Output all records precisely as written.

# start of Recorded data

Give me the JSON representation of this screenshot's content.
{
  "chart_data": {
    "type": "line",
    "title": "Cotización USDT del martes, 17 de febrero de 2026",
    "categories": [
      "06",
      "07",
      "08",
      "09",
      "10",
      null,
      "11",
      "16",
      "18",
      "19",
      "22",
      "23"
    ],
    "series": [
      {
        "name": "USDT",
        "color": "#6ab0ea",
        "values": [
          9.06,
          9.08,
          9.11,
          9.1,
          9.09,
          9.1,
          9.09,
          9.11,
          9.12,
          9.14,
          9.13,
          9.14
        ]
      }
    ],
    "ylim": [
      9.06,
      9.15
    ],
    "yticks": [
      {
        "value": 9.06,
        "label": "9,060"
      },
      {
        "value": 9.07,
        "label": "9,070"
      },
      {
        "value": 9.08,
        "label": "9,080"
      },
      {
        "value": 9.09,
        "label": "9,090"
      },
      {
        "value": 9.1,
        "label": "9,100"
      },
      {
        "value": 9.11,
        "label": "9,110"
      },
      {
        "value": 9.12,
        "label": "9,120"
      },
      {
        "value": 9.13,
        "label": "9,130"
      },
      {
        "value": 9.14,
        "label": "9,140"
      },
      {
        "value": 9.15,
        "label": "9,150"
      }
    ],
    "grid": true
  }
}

# end of Recorded data

* Output of the task *
Give me the JSON representation of this screenshot's content.
{
  "chart_data": {
    "type": "line",
    "title": "Cotización USDT del martes, 17 de febrero de 2026",
    "categories": [
      "06",
      "07",
      "08",
      "09",
      "10",
      null,
      "11",
      "16",
      "18",
      "19",
      "22",
      "23"
    ],
    "series": [
      {
        "name": "USDT",
        "color": "#6ab0ea",
        "values": [
          9.06,
          9.08,
          9.11,
          9.1,
          9.09,
          9.1,
          9.09,
          9.11,
          9.12,
          9.14,
          9.13,
          9.14
        ]
      }
    ],
    "ylim": [
      9.06,
      9.15
    ],
    "yticks": [
      {
        "value": 9.06,
        "label": "9,060"
      },
      {
        "value": 9.07,
        "label": "9,070"
      },
      {
        "value": 9.08,
        "label": "9,080"
      },
      {
        "value": 9.09,
        "label": "9,090"
      },
      {
        "value": 9.1,
        "label": "9,100"
      },
      {
        "value": 9.11,
        "label": "9,110"
      },
      {
        "value": 9.12,
        "label": "9,120"
      },
      {
        "value": 9.13,
        "label": "9,130"
      },
      {
        "value": 9.14,
        "label": "9,140"
      },
      {
        "value": 9.15,
        "label": "9,150"
      }
    ],
    "grid": true
  }
}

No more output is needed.